(Required task)
An exact reproduction of the records is required, with all images left out.

..............................

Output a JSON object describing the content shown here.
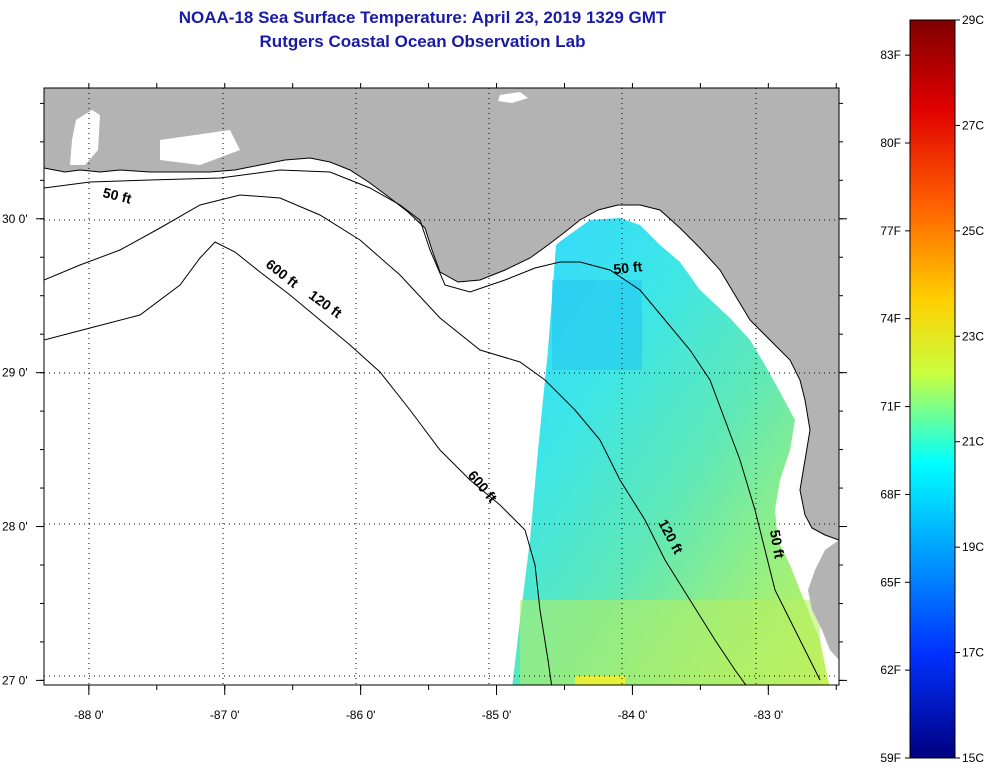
{
  "title": {
    "line1": "NOAA-18 Sea Surface Temperature:  April 23, 2019 1329 GMT",
    "line2": "Rutgers Coastal Ocean Observation Lab"
  },
  "map": {
    "lon_range": [
      -88.33,
      -82.48
    ],
    "lat_range": [
      26.97,
      30.85
    ],
    "lon_ticks": [
      {
        "value": -88,
        "label": "-88 0'"
      },
      {
        "value": -87,
        "label": "-87 0'"
      },
      {
        "value": -86,
        "label": "-86 0'"
      },
      {
        "value": -85,
        "label": "-85 0'"
      },
      {
        "value": -84,
        "label": "-84 0'"
      },
      {
        "value": -83,
        "label": "-83 0'"
      }
    ],
    "lat_ticks": [
      {
        "value": 30,
        "label": "30 0'"
      },
      {
        "value": 29,
        "label": "29 0'"
      },
      {
        "value": 28,
        "label": "28 0'"
      },
      {
        "value": 27,
        "label": "27 0'"
      }
    ],
    "land_color": "#b3b3b3",
    "water_color": "#ffffff",
    "grid": "dotted",
    "isobath_labels": [
      {
        "text": "50 ft",
        "lon": -87.8,
        "lat": 30.12,
        "rotate": 14
      },
      {
        "text": "600 ft",
        "lon": -86.6,
        "lat": 29.62,
        "rotate": 38
      },
      {
        "text": "120 ft",
        "lon": -86.28,
        "lat": 29.42,
        "rotate": 36
      },
      {
        "text": "50 ft",
        "lon": -84.03,
        "lat": 29.65,
        "rotate": -6
      },
      {
        "text": "600 ft",
        "lon": -85.13,
        "lat": 28.24,
        "rotate": 50
      },
      {
        "text": "120 ft",
        "lon": -83.75,
        "lat": 27.92,
        "rotate": 62
      },
      {
        "text": "50 ft",
        "lon": -82.97,
        "lat": 27.88,
        "rotate": 80
      }
    ]
  },
  "colorbar": {
    "min_c": 15,
    "max_c": 29,
    "fahrenheit_labels": [
      "83F",
      "80F",
      "77F",
      "74F",
      "71F",
      "68F",
      "65F",
      "62F",
      "59F"
    ],
    "celsius_labels": [
      "29C",
      "27C",
      "25C",
      "23C",
      "21C",
      "19C",
      "17C",
      "15C"
    ]
  }
}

..............................

(Answer in full)
Output a JSON object describing the content shown here.
{
  "title": {
    "line1": "NOAA-18 Sea Surface Temperature:  April 23, 2019 1329 GMT",
    "line2": "Rutgers Coastal Ocean Observation Lab"
  },
  "map": {
    "lon_range": [
      -88.33,
      -82.48
    ],
    "lat_range": [
      26.97,
      30.85
    ],
    "lon_ticks": [
      {
        "value": -88,
        "label": "-88 0'"
      },
      {
        "value": -87,
        "label": "-87 0'"
      },
      {
        "value": -86,
        "label": "-86 0'"
      },
      {
        "value": -85,
        "label": "-85 0'"
      },
      {
        "value": -84,
        "label": "-84 0'"
      },
      {
        "value": -83,
        "label": "-83 0'"
      }
    ],
    "lat_ticks": [
      {
        "value": 30,
        "label": "30 0'"
      },
      {
        "value": 29,
        "label": "29 0'"
      },
      {
        "value": 28,
        "label": "28 0'"
      },
      {
        "value": 27,
        "label": "27 0'"
      }
    ],
    "land_color": "#b3b3b3",
    "water_color": "#ffffff",
    "grid": "dotted",
    "isobath_labels": [
      {
        "text": "50 ft",
        "lon": -87.8,
        "lat": 30.12,
        "rotate": 14
      },
      {
        "text": "600 ft",
        "lon": -86.6,
        "lat": 29.62,
        "rotate": 38
      },
      {
        "text": "120 ft",
        "lon": -86.28,
        "lat": 29.42,
        "rotate": 36
      },
      {
        "text": "50 ft",
        "lon": -84.03,
        "lat": 29.65,
        "rotate": -6
      },
      {
        "text": "600 ft",
        "lon": -85.13,
        "lat": 28.24,
        "rotate": 50
      },
      {
        "text": "120 ft",
        "lon": -83.75,
        "lat": 27.92,
        "rotate": 62
      },
      {
        "text": "50 ft",
        "lon": -82.97,
        "lat": 27.88,
        "rotate": 80
      }
    ]
  },
  "colorbar": {
    "min_c": 15,
    "max_c": 29,
    "fahrenheit_labels": [
      "83F",
      "80F",
      "77F",
      "74F",
      "71F",
      "68F",
      "65F",
      "62F",
      "59F"
    ],
    "celsius_labels": [
      "29C",
      "27C",
      "25C",
      "23C",
      "21C",
      "19C",
      "17C",
      "15C"
    ]
  }
}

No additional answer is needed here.